Quote the lines below exactly, from the one that holds "Read out every word on this page." through the final line of the records, and only those.

** Begin Data **

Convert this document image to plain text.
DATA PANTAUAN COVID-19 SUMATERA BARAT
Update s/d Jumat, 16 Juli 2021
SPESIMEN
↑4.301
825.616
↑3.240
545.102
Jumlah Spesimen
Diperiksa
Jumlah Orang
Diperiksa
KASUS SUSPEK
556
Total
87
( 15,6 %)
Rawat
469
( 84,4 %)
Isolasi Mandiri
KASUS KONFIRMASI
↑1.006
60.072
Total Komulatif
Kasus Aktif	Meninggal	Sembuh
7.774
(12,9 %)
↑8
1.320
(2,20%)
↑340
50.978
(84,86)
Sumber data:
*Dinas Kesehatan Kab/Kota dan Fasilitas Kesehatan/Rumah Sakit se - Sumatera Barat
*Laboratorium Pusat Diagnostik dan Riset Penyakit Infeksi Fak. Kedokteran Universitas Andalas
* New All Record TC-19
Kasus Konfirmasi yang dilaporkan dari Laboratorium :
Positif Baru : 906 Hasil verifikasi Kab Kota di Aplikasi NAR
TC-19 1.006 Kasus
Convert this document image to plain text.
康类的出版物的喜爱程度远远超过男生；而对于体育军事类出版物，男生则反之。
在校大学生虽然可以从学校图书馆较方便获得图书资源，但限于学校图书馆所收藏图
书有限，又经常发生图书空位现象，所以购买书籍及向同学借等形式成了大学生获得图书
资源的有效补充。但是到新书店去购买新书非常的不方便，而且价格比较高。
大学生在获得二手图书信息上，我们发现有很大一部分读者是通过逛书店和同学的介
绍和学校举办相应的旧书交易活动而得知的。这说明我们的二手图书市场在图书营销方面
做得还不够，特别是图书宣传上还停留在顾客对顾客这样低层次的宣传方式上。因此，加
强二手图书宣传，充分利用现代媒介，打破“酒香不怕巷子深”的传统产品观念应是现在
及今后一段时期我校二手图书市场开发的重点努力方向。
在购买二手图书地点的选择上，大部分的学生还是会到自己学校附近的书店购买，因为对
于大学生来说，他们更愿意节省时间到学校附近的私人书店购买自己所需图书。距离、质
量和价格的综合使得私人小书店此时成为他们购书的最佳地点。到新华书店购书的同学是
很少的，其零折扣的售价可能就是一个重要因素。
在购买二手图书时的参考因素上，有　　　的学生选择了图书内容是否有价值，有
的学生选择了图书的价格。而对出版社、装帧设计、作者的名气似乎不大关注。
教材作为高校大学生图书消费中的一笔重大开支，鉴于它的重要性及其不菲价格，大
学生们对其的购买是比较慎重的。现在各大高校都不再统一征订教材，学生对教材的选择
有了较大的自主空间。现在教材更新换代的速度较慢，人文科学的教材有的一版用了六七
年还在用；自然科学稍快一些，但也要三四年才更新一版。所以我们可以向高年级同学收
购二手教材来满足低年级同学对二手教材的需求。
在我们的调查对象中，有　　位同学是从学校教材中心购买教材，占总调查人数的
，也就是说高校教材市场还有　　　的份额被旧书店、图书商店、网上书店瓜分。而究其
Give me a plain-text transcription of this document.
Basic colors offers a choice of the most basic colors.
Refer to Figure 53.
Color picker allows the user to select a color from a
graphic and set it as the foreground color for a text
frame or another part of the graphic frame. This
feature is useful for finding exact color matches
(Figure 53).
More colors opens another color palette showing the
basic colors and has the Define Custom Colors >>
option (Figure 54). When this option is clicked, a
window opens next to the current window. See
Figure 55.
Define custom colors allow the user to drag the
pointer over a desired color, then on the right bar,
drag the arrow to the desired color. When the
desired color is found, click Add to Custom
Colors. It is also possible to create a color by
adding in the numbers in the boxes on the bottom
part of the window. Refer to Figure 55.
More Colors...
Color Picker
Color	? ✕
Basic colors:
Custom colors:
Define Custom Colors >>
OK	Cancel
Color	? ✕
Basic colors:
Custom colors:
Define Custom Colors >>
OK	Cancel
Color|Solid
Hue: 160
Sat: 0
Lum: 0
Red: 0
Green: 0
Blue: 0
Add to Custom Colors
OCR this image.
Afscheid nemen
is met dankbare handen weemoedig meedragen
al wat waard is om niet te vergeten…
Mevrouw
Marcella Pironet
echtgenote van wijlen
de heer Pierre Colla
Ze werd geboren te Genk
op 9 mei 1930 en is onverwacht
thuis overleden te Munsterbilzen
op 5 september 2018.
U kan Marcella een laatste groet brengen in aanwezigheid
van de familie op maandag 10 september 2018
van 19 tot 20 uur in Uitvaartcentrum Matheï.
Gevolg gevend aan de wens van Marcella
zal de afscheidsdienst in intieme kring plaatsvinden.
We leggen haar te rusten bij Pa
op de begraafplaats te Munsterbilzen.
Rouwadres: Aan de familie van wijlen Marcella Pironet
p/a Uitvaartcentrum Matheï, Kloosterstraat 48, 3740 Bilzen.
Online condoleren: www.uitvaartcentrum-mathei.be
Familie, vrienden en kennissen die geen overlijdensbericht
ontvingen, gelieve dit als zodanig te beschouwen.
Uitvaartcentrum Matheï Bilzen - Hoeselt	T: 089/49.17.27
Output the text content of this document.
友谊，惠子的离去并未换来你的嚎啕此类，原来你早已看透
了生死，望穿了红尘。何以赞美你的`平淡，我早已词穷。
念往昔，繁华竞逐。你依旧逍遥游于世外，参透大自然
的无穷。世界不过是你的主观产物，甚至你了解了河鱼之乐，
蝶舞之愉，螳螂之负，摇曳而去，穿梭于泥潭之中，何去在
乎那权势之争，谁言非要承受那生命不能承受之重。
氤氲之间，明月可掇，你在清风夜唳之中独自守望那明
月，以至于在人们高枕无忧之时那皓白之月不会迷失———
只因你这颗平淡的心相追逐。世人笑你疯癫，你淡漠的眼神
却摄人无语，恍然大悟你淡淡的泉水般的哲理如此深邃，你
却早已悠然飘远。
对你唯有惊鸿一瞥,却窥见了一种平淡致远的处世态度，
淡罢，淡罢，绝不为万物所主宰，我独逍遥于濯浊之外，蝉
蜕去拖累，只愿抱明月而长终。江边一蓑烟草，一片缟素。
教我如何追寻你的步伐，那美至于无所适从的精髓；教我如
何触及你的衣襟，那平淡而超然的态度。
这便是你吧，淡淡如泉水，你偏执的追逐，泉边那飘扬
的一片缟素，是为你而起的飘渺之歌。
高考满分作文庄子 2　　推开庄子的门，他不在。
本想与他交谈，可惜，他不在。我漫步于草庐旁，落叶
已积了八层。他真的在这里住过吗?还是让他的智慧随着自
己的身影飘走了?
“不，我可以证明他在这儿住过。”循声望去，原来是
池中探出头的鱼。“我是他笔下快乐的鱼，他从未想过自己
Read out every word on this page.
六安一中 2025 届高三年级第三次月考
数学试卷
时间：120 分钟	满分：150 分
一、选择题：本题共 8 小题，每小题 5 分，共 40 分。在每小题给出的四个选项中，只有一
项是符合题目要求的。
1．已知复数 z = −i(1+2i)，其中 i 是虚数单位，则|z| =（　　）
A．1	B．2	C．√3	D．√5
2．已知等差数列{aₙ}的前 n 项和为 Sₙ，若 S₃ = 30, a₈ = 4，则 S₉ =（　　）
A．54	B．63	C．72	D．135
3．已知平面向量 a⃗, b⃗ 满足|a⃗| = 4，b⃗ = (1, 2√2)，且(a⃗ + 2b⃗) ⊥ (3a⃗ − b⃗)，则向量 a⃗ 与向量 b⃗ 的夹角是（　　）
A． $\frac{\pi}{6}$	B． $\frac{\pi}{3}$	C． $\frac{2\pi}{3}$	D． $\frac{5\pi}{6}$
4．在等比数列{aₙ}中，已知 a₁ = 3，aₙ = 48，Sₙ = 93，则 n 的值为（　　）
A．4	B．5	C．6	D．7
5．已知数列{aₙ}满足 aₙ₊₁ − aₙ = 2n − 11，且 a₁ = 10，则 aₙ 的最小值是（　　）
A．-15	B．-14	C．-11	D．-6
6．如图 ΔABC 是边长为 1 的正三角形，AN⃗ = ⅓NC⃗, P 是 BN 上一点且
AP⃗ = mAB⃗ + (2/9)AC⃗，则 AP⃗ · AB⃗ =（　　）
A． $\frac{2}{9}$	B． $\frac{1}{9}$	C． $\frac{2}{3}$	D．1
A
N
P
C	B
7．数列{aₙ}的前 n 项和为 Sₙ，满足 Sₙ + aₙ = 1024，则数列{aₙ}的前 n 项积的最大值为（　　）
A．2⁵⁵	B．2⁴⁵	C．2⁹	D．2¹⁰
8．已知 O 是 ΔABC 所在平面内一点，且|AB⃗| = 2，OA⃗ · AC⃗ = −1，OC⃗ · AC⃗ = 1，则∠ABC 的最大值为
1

** End Data **

• [Written response]
Read out every word on this page.
六安一中 2025 届高三年级第三次月考
数学试卷
时间：120 分钟	满分：150 分
一、选择题：本题共 8 小题，每小题 5 分，共 40 分。在每小题给出的四个选项中，只有一
项是符合题目要求的。
1．已知复数 z = −i(1+2i)，其中 i 是虚数单位，则|z| =（　　）
A．1	B．2	C．√3	D．√5
2．已知等差数列{aₙ}的前 n 项和为 Sₙ，若 S₃ = 30, a₈ = 4，则 S₉ =（　　）
A．54	B．63	C．72	D．135
3．已知平面向量 a⃗, b⃗ 满足|a⃗| = 4，b⃗ = (1, 2√2)，且(a⃗ + 2b⃗) ⊥ (3a⃗ − b⃗)，则向量 a⃗ 与向量 b⃗ 的夹角是（　　）
A． $\frac{\pi}{6}$	B． $\frac{\pi}{3}$	C． $\frac{2\pi}{3}$	D． $\frac{5\pi}{6}$
4．在等比数列{aₙ}中，已知 a₁ = 3，aₙ = 48，Sₙ = 93，则 n 的值为（　　）
A．4	B．5	C．6	D．7
5．已知数列{aₙ}满足 aₙ₊₁ − aₙ = 2n − 11，且 a₁ = 10，则 aₙ 的最小值是（　　）
A．-15	B．-14	C．-11	D．-6
6．如图 ΔABC 是边长为 1 的正三角形，AN⃗ = ⅓NC⃗, P 是 BN 上一点且
AP⃗ = mAB⃗ + (2/9)AC⃗，则 AP⃗ · AB⃗ =（　　）
A． $\frac{2}{9}$	B． $\frac{1}{9}$	C． $\frac{2}{3}$	D．1
A
N
P
C	B
7．数列{aₙ}的前 n 项和为 Sₙ，满足 Sₙ + aₙ = 1024，则数列{aₙ}的前 n 项积的最大值为（　　）
A．2⁵⁵	B．2⁴⁵	C．2⁹	D．2¹⁰
8．已知 O 是 ΔABC 所在平面内一点，且|AB⃗| = 2，OA⃗ · AC⃗ = −1，OC⃗ · AC⃗ = 1，则∠ABC 的最大值为
1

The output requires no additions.